What the task requires: Go through the listing beneath this task and return every line that carries the string "structured".

(A run of records)
— Start —
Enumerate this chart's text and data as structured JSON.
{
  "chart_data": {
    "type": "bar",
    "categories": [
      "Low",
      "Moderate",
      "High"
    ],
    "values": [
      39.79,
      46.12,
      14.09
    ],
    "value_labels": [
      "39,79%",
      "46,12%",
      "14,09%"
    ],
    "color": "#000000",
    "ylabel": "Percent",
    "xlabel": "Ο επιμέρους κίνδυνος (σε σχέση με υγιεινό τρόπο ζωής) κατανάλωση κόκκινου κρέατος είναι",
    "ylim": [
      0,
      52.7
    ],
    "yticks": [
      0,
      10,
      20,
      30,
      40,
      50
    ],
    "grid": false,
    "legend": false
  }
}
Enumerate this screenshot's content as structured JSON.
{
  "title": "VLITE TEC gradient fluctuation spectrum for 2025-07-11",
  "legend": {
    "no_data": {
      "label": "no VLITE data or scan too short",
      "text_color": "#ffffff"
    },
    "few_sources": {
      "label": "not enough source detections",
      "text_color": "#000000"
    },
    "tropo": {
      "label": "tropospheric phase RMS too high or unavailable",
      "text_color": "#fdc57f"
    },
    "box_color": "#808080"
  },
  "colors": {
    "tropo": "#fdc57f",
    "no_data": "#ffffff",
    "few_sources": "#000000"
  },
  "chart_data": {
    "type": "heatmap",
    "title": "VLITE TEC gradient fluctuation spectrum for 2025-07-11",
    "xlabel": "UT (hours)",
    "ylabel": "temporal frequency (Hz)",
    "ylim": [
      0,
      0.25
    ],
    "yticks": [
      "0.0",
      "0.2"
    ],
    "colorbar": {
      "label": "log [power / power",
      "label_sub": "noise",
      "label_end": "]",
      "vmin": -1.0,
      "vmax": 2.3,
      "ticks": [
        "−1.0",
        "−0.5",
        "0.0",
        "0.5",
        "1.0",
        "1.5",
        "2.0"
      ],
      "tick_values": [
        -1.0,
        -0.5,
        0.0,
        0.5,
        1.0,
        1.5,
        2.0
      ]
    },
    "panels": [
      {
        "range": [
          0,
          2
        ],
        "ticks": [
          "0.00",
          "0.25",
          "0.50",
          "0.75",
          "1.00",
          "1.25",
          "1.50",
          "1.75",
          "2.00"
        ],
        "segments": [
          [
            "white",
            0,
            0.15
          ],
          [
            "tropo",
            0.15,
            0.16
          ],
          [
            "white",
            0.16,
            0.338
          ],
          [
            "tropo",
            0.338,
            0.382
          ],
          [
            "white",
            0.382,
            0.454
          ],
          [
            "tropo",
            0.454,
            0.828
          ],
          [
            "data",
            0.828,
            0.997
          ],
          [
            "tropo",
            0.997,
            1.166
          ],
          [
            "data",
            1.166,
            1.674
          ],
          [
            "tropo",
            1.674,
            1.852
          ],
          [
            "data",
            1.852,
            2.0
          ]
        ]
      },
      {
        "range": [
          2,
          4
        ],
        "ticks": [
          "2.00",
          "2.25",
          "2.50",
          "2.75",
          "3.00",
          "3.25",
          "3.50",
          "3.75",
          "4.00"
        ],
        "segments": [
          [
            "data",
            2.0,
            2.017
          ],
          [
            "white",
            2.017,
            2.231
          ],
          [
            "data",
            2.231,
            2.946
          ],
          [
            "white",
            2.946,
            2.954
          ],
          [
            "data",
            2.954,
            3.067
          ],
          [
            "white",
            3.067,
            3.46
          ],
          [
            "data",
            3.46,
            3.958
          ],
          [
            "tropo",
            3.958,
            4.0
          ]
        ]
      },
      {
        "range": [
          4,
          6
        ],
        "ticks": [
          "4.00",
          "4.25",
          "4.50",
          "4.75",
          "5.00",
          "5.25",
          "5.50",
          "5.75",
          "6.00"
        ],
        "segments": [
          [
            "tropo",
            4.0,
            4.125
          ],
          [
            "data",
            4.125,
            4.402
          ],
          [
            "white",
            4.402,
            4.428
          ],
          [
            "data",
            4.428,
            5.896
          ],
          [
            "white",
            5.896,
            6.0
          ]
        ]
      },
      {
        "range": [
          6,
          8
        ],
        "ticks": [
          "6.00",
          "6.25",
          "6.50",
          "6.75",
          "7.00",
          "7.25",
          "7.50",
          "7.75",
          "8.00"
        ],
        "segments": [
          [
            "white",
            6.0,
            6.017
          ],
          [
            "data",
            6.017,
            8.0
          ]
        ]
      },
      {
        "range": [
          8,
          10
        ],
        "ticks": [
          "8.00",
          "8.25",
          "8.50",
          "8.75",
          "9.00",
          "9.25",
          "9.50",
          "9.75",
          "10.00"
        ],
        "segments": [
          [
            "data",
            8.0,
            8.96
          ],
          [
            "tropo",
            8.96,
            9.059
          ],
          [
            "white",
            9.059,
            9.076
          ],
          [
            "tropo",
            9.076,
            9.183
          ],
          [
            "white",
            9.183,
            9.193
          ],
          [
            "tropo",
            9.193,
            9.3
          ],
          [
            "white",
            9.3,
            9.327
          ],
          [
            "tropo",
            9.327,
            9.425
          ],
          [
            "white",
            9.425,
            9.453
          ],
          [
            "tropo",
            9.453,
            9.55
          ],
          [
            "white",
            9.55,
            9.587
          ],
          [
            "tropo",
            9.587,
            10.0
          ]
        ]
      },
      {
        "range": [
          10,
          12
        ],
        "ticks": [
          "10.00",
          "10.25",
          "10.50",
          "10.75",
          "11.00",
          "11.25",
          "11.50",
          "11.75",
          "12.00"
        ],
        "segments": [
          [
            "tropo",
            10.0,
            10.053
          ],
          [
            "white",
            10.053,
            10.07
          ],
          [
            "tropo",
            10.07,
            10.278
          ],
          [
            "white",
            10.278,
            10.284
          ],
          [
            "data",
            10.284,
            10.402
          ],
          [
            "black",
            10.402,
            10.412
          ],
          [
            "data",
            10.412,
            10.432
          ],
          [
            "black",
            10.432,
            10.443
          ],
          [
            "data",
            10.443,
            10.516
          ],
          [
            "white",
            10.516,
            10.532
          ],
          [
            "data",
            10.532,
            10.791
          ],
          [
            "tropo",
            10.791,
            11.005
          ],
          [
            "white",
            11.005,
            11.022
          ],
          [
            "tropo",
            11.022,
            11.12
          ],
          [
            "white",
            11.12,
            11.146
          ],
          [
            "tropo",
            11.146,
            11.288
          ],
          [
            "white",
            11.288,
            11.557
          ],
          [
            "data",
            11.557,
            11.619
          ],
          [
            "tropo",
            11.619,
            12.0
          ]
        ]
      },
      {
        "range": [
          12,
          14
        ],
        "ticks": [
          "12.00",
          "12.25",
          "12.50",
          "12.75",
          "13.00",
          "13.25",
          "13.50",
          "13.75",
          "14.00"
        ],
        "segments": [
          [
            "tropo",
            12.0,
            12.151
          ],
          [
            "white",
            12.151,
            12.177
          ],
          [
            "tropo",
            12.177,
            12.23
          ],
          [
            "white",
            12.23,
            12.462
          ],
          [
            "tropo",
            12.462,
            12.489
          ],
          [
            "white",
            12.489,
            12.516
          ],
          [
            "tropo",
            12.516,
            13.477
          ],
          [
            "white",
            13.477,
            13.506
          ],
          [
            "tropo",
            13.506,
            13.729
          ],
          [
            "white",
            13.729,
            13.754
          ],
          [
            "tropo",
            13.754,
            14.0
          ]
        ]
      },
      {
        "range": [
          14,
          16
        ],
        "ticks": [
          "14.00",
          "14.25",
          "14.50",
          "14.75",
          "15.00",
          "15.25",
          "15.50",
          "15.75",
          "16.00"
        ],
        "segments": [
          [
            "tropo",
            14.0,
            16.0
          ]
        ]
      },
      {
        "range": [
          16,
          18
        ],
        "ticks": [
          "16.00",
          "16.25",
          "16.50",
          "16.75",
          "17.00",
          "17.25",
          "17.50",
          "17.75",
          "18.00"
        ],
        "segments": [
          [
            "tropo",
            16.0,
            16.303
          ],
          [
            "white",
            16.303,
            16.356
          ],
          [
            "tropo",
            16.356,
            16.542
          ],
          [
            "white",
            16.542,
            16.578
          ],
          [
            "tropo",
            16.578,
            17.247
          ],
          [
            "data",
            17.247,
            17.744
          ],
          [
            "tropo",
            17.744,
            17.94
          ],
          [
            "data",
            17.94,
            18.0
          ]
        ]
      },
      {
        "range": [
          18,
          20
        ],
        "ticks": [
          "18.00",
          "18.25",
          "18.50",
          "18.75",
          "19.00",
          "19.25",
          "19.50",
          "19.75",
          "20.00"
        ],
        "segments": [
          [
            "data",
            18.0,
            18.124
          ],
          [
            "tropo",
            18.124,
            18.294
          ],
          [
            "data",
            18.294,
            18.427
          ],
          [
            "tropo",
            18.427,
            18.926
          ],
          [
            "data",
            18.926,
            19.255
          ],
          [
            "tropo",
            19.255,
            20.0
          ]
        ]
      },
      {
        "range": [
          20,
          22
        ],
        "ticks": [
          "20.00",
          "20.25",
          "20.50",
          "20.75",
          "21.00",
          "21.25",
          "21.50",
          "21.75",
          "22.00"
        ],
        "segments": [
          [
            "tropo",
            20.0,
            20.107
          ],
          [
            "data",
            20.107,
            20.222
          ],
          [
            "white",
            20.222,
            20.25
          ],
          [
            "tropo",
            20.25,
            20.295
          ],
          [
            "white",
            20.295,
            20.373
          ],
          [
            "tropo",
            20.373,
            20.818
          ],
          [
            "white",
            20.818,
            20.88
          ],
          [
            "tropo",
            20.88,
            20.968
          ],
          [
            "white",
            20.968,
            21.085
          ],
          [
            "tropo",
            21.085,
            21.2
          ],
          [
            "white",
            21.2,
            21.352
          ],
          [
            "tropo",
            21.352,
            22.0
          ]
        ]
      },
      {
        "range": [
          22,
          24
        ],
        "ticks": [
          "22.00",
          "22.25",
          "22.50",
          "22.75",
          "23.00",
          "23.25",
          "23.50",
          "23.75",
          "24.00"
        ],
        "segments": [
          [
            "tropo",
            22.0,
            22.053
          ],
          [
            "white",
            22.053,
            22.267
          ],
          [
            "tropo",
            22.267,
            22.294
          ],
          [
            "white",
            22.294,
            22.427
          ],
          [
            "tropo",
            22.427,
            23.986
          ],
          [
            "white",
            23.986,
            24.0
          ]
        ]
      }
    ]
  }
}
— End —
Task result:
Enumerate this chart's text and data as structured JSON.
Enumerate this screenshot's content as structured JSON.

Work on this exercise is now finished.